(REQUIRED WORK)
A: Translate into Spanish this sentence from the article on the Teen Agriculture program: "All of the vegetables on the one-third-of-an-acre farm are grown organically."
B: According to the article on the Teen Agriculture program, how many pounds of squash had the teens picked by 10 a.m. on Tuesday?
C: From the article on the Teen Agriculture program, print the passage that begins at the words "The land trust" and stops after "Shepard Food Bank.".

═══ TEXT PROVIDED ═══

Autumn Dinsmore, 16, of Warren, picks summer squash at Erickson Fields Preserve in Rockport on Tuesday, Aug. 23, 2011. By 10 a.m. Dinsmore and the three other teens who work for Maine Coast Heritage Trust picked 280 pounds of squash.
Autumn Dinsmore, 16, of Warren, picks summer squash at Erickson Fields Preserve in Rockport on Tuesday, Aug. 23, 2011. By 10 a.m. Dinsmore and the three other teens who work for Maine Coast Heritage Trust picked 280 pounds of squash. Buy Photo

ROCKPORT, Maine — It was a squash day. Every day this week likely will be a squash day for four teenagers working on a farm for the Maine Coast Heritage Trust.

The land trust nonprofit is in its second year of its Teen Agriculture program, which grows new farmers on the old, conserved farm land, according to the programs coordinator, Heather Halsey. The program pays the young people to grow food from seed to harvest. The nonprofit then delivers all of the food to Good Shepard Food Bank.

By 10 a.m. on Tuesday, the teens had cut 280 pounds of squash off their stems, brought them down a hill to a shed, weighed them and placed them in buckets at Erickson Fields Preserve on Route 90.

This is one of their cash crops. The revenue doesn’t totally support the program, which also needs help from grants and donors.

The program donates potatoes, peppers, radishes and about 10 other types of vegetables to the food bank, which distributes the fresh vegetables to pantries all over the state. But for squash, cucumbers, carrots and tomatoes, the food bank will pay the Teen Agriculture program. The more squash, the better.

“Those are huge!” said Halsey as one of her workers triumphantly lifted a massive summer squash over her head, as if she were bench pressing the vegetable. The squash was at least twice the size of the teen’s arm. “We last picked on Thursday,” Halsey said. The squash grew mammoth in the worker’s four-day respite from those rows.

All of the vegetables on the one-third-of-an-acre farm are grown organically. The land has always been farmed, Halsey said.

“It’s some of the best soil in Maine,” Halsey said, scooping a handful of crumbly, chocolate-brown sandy loam dirt.

═══ PROVIDED MATERIAL ═══

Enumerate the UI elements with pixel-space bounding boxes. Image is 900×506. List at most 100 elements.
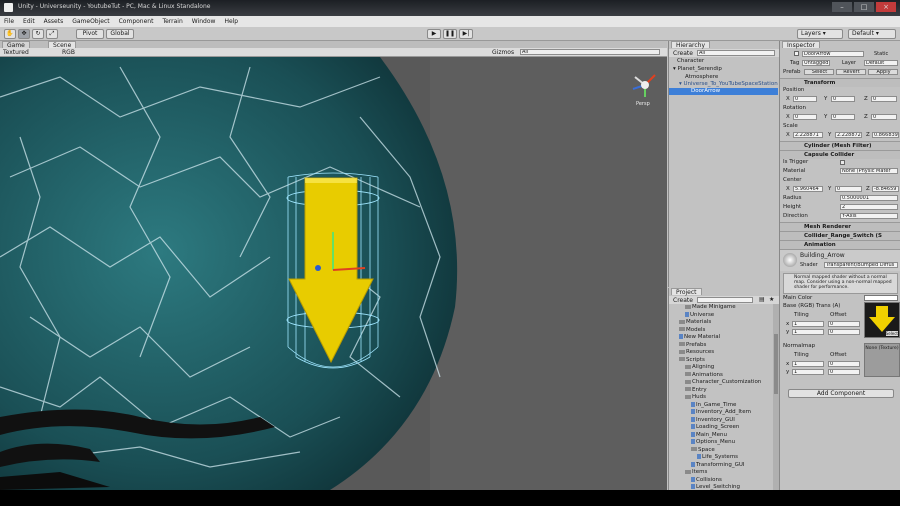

═══

(WORKED ANSWERS)
A: Todas las verduras de la granja de un tercio de acre se cultivan de forma orgánica.

B: 280 pounds.

C:
The land trust nonprofit is in its second year of its Teen Agriculture program, which grows new farmers on the old, conserved farm land, according to the programs coordinator, Heather Halsey. The program pays the young people to grow food from seed to harvest. The nonprofit then delivers all of the food to Good Shepard Food Bank.